*Task requirements*.
Copy out each line of the material in which the word "Piece" appears.
::: Recorded data :::
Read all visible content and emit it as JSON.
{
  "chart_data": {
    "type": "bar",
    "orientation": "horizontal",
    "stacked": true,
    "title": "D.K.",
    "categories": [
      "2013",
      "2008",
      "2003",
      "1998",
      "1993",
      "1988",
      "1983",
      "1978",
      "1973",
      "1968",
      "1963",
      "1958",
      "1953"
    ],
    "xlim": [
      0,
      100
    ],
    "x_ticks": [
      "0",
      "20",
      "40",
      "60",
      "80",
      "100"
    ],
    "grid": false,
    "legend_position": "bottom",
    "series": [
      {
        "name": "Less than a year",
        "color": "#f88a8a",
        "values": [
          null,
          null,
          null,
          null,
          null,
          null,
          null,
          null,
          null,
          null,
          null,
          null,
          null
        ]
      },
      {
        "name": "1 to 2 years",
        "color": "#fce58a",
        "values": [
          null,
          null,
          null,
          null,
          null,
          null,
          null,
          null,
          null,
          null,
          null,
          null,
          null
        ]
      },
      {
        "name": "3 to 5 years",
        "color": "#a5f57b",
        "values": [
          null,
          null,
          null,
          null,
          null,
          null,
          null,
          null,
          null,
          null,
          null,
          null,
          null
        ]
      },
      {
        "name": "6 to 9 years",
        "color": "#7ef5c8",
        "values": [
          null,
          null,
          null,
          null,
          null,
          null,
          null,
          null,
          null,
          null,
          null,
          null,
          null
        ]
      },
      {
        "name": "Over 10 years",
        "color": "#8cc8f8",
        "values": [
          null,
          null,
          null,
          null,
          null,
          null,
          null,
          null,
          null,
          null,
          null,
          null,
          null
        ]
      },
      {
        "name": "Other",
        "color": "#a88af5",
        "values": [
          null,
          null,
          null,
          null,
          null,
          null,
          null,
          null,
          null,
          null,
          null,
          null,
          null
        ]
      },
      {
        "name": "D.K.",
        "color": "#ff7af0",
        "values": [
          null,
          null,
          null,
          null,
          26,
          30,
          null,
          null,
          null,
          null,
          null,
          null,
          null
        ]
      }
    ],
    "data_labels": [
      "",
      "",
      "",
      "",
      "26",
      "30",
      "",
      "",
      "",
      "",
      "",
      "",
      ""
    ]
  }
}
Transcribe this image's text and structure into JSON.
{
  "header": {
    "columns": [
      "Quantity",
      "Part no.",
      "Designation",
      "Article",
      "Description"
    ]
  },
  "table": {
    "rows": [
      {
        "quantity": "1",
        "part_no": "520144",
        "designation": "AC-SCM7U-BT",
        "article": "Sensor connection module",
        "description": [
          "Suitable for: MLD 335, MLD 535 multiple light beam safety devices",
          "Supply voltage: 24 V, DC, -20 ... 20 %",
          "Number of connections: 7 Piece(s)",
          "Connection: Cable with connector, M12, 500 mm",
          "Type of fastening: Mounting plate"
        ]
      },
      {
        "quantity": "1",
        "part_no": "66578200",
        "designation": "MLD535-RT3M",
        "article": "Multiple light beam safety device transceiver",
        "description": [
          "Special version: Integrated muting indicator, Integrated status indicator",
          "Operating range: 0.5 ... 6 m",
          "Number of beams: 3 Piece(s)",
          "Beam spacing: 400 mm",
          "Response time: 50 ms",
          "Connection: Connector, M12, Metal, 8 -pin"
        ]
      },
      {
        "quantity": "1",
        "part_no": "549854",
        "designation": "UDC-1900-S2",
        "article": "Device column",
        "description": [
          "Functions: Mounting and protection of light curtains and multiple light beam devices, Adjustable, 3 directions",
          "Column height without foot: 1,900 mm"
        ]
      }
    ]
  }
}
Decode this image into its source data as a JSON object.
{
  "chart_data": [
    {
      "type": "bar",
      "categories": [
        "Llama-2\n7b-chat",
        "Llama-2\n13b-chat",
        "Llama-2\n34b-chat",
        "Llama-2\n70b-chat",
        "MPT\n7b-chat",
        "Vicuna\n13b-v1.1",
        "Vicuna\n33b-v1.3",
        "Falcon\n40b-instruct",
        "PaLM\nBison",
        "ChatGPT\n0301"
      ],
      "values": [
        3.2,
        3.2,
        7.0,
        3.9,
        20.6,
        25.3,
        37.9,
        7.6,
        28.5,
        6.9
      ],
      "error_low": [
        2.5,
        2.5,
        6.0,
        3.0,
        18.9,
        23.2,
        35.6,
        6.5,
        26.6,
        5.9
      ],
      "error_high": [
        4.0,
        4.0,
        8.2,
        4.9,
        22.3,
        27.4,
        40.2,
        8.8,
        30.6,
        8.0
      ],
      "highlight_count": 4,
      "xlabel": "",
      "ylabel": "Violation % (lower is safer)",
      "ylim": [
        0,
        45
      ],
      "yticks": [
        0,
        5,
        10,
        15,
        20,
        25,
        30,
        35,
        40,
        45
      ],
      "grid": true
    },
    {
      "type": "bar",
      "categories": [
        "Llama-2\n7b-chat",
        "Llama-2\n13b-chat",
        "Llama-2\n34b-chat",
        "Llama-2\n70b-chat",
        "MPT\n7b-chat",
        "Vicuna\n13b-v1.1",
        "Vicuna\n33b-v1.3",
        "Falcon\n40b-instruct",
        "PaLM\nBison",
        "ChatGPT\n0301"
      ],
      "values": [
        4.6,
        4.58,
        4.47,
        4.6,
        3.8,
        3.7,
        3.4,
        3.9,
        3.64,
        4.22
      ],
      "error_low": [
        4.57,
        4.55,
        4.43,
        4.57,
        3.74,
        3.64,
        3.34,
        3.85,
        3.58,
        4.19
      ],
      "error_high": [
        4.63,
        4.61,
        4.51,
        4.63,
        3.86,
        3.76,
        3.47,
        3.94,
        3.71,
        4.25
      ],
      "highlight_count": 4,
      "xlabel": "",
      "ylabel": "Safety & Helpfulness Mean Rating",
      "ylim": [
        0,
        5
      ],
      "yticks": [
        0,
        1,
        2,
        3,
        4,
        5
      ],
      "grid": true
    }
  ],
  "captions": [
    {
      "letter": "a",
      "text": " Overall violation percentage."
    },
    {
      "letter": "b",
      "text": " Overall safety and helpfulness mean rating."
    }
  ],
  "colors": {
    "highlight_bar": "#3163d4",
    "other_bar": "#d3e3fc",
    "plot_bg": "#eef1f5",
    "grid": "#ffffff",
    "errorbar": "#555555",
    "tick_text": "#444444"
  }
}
:::
*Response below*.
          "Number of connections: 7 Piece(s)",
          "Number of beams: 3 Piece(s)",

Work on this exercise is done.